#### Supplied information:
__________
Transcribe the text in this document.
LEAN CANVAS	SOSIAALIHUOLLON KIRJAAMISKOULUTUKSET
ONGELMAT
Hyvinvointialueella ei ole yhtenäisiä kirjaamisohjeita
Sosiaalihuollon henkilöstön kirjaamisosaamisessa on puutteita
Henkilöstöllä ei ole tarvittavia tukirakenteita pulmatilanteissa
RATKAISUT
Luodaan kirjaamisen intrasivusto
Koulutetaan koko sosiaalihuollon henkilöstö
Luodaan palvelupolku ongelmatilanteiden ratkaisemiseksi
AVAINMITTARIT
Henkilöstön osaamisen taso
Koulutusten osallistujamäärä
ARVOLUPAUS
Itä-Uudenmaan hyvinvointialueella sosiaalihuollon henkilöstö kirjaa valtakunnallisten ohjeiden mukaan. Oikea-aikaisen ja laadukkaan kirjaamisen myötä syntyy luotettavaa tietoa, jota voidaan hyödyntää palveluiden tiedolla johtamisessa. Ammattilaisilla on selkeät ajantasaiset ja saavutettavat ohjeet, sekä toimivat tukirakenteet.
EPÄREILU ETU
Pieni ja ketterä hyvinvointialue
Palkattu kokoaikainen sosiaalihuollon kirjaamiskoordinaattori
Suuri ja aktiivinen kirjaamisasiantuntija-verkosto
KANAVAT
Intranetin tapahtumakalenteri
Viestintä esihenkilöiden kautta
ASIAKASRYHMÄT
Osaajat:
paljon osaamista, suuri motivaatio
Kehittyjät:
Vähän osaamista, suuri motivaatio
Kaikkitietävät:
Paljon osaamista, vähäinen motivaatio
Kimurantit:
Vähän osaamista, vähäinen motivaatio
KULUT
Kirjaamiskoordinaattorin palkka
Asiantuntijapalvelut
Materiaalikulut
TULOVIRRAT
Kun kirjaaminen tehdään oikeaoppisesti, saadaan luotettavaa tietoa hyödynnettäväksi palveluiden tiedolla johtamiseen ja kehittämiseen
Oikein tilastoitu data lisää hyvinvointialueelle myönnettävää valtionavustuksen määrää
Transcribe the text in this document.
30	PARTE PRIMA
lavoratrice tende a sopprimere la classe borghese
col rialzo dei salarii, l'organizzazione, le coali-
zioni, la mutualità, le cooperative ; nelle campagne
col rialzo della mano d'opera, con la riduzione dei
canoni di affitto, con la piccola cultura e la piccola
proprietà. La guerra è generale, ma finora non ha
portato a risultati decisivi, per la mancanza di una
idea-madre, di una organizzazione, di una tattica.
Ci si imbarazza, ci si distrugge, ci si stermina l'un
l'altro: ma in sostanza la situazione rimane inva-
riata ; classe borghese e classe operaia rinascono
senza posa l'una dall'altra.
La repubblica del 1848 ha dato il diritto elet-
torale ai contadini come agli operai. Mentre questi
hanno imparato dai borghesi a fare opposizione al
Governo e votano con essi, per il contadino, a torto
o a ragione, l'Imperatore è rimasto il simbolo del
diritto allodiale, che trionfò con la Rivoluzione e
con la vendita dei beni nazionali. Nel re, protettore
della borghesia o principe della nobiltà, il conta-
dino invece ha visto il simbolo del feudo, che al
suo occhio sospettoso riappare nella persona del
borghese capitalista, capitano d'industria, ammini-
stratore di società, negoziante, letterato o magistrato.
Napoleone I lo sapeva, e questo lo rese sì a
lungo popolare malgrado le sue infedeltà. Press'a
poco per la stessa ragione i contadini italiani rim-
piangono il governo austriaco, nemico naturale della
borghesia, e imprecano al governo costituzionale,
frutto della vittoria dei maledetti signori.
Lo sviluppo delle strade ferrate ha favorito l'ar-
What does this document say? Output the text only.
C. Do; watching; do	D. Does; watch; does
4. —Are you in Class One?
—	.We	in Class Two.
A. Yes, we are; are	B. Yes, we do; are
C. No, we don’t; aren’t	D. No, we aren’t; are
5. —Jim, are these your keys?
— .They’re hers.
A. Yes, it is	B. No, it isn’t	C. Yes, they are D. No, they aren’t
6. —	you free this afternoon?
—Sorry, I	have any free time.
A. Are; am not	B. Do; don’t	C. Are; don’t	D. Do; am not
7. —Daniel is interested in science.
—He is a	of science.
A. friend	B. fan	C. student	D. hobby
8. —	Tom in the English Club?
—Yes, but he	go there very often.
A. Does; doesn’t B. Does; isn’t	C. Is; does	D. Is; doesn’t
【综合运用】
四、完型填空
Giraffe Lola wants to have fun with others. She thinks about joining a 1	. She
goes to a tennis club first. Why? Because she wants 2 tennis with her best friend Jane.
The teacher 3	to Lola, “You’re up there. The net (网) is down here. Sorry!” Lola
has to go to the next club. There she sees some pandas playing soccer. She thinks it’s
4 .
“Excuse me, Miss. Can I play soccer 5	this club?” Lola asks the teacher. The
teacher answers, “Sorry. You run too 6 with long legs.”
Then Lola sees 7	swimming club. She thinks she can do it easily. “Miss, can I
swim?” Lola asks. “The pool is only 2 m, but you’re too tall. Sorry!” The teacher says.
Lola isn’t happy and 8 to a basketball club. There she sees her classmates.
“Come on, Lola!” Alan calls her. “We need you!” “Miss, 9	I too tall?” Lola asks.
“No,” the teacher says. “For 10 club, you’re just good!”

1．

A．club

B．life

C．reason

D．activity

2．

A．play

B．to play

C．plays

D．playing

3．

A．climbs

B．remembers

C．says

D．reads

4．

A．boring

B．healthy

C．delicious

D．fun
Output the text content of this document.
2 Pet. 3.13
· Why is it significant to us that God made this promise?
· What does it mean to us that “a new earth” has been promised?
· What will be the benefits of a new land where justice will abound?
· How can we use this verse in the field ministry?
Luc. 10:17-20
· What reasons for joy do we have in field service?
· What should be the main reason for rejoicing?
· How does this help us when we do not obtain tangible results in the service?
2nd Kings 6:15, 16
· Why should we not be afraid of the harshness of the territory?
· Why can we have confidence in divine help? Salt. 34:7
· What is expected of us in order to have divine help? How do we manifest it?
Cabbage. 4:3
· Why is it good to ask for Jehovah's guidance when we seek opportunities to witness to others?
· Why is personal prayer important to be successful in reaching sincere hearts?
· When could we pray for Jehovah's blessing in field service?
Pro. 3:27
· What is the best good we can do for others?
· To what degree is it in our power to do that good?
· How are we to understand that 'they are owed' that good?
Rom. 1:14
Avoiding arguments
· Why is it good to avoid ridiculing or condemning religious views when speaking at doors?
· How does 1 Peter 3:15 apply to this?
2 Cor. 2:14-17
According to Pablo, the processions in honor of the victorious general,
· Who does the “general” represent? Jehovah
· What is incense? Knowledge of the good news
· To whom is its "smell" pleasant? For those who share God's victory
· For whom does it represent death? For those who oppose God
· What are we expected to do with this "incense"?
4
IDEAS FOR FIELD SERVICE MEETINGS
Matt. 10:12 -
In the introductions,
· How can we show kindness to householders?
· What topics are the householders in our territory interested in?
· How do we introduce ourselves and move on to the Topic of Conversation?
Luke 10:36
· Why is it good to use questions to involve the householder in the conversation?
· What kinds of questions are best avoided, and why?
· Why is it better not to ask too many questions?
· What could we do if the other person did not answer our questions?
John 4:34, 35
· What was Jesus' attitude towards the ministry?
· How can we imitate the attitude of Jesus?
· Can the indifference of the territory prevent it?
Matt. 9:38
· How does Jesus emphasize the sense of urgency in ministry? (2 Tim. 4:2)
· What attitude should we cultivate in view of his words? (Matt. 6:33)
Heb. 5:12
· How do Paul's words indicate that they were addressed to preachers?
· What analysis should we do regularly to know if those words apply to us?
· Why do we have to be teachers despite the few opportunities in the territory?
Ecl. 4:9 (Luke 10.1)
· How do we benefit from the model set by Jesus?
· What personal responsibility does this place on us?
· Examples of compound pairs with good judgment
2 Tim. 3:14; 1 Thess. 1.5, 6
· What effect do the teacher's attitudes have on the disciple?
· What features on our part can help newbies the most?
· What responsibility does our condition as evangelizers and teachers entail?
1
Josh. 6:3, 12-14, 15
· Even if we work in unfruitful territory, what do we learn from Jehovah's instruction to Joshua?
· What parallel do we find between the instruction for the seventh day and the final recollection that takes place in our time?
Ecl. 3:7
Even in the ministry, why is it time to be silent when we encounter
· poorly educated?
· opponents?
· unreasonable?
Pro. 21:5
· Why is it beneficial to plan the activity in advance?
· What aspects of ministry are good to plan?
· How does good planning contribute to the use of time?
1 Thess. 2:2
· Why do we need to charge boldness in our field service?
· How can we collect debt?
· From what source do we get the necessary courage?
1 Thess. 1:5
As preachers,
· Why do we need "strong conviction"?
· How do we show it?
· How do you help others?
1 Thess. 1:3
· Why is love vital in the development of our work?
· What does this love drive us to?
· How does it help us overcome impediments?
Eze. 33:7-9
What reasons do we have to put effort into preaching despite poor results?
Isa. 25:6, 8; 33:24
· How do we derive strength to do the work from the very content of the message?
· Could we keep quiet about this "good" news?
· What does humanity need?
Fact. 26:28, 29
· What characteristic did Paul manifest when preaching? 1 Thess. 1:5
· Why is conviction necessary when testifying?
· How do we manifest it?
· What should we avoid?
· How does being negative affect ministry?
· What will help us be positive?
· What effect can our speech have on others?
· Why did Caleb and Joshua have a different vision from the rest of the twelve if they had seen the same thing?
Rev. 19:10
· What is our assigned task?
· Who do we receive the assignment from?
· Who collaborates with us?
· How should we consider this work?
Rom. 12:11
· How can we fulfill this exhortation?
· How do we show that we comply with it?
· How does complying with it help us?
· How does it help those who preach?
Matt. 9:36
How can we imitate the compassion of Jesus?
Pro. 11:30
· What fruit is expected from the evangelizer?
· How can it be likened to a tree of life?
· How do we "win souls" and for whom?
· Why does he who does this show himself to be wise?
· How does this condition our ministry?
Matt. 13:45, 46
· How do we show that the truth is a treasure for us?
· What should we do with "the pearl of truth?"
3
__________
#### Work required:
Copy each line above containing the string "tall".

#### Reply:
swim?” Lola asks. “The pool is only 2 m, but you’re too tall. Sorry!” The teacher says.
“Come on, Lola!” Alan calls her. “We need you!” “Miss, 9	I too tall?” Lola asks.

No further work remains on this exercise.